Part of a data file
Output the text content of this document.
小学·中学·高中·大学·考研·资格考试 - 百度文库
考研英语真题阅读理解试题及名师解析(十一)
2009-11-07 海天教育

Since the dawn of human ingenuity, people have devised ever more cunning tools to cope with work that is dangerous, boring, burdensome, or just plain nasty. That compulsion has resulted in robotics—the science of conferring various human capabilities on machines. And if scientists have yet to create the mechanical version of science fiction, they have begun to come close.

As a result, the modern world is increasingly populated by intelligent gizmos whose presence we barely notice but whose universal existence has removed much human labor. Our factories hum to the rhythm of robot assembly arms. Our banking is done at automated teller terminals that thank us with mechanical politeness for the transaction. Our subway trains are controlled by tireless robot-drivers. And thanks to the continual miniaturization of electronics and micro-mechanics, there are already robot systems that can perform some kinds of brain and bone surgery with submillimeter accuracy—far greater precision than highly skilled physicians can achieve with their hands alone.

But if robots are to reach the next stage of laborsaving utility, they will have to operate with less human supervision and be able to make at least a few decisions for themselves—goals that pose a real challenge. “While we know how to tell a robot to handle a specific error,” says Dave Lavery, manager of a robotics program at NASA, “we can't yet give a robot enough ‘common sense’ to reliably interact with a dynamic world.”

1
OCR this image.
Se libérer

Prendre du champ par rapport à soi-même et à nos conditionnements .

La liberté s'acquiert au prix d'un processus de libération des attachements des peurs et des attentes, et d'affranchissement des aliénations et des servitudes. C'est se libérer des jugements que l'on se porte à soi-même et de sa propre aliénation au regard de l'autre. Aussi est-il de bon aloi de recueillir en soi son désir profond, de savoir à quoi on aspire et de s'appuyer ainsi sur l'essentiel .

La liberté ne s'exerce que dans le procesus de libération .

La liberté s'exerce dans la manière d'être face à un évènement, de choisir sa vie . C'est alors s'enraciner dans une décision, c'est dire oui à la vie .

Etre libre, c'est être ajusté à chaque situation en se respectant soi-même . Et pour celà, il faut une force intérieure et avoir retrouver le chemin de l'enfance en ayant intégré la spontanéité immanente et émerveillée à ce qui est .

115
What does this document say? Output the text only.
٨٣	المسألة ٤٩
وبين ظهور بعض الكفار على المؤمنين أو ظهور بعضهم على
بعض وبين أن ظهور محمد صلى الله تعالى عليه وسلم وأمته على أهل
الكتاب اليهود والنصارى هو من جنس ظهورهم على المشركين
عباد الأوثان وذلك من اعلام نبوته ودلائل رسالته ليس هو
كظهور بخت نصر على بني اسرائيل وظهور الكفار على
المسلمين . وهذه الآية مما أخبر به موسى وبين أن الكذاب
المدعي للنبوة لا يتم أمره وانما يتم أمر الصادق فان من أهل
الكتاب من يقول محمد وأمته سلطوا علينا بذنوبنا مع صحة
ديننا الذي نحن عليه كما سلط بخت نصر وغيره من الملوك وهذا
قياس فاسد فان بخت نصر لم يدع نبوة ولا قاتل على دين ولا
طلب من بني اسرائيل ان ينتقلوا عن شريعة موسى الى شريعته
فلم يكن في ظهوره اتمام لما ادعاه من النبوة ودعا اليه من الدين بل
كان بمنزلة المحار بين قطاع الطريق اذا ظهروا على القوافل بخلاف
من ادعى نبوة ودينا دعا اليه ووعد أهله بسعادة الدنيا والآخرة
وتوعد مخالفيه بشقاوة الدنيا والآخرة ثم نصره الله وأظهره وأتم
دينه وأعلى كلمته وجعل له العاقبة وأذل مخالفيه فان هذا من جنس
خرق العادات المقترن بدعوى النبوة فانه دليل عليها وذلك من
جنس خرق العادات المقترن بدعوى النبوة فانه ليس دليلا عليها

**Task objective**
Output the whole listing above again, word for word.

**Result of this task**
Output the text content of this document.
小学·中学·高中·大学·考研·资格考试 - 百度文库
考研英语真题阅读理解试题及名师解析(十一)
2009-11-07 海天教育

Since the dawn of human ingenuity, people have devised ever more cunning tools to cope with work that is dangerous, boring, burdensome, or just plain nasty. That compulsion has resulted in robotics—the science of conferring various human capabilities on machines. And if scientists have yet to create the mechanical version of science fiction, they have begun to come close.

As a result, the modern world is increasingly populated by intelligent gizmos whose presence we barely notice but whose universal existence has removed much human labor. Our factories hum to the rhythm of robot assembly arms. Our banking is done at automated teller terminals that thank us with mechanical politeness for the transaction. Our subway trains are controlled by tireless robot-drivers. And thanks to the continual miniaturization of electronics and micro-mechanics, there are already robot systems that can perform some kinds of brain and bone surgery with submillimeter accuracy—far greater precision than highly skilled physicians can achieve with their hands alone.

But if robots are to reach the next stage of laborsaving utility, they will have to operate with less human supervision and be able to make at least a few decisions for themselves—goals that pose a real challenge. “While we know how to tell a robot to handle a specific error,” says Dave Lavery, manager of a robotics program at NASA, “we can't yet give a robot enough ‘common sense’ to reliably interact with a dynamic world.”

1
OCR this image.
Se libérer

Prendre du champ par rapport à soi-même et à nos conditionnements .

La liberté s'acquiert au prix d'un processus de libération des attachements des peurs et des attentes, et d'affranchissement des aliénations et des servitudes. C'est se libérer des jugements que l'on se porte à soi-même et de sa propre aliénation au regard de l'autre. Aussi est-il de bon aloi de recueillir en soi son désir profond, de savoir à quoi on aspire et de s'appuyer ainsi sur l'essentiel .

La liberté ne s'exerce que dans le procesus de libération .

La liberté s'exerce dans la manière d'être face à un évènement, de choisir sa vie . C'est alors s'enraciner dans une décision, c'est dire oui à la vie .

Etre libre, c'est être ajusté à chaque situation en se respectant soi-même . Et pour celà, il faut une force intérieure et avoir retrouver le chemin de l'enfance en ayant intégré la spontanéité immanente et émerveillée à ce qui est .

115
What does this document say? Output the text only.
٨٣	المسألة ٤٩
وبين ظهور بعض الكفار على المؤمنين أو ظهور بعضهم على
بعض وبين أن ظهور محمد صلى الله تعالى عليه وسلم وأمته على أهل
الكتاب اليهود والنصارى هو من جنس ظهورهم على المشركين
عباد الأوثان وذلك من اعلام نبوته ودلائل رسالته ليس هو
كظهور بخت نصر على بني اسرائيل وظهور الكفار على
المسلمين . وهذه الآية مما أخبر به موسى وبين أن الكذاب
المدعي للنبوة لا يتم أمره وانما يتم أمر الصادق فان من أهل
الكتاب من يقول محمد وأمته سلطوا علينا بذنوبنا مع صحة
ديننا الذي نحن عليه كما سلط بخت نصر وغيره من الملوك وهذا
قياس فاسد فان بخت نصر لم يدع نبوة ولا قاتل على دين ولا
طلب من بني اسرائيل ان ينتقلوا عن شريعة موسى الى شريعته
فلم يكن في ظهوره اتمام لما ادعاه من النبوة ودعا اليه من الدين بل
كان بمنزلة المحار بين قطاع الطريق اذا ظهروا على القوافل بخلاف
من ادعى نبوة ودينا دعا اليه ووعد أهله بسعادة الدنيا والآخرة
وتوعد مخالفيه بشقاوة الدنيا والآخرة ثم نصره الله وأظهره وأتم
دينه وأعلى كلمته وجعل له العاقبة وأذل مخالفيه فان هذا من جنس
خرق العادات المقترن بدعوى النبوة فانه دليل عليها وذلك من
جنس خرق العادات المقترن بدعوى النبوة فانه ليس دليلا عليها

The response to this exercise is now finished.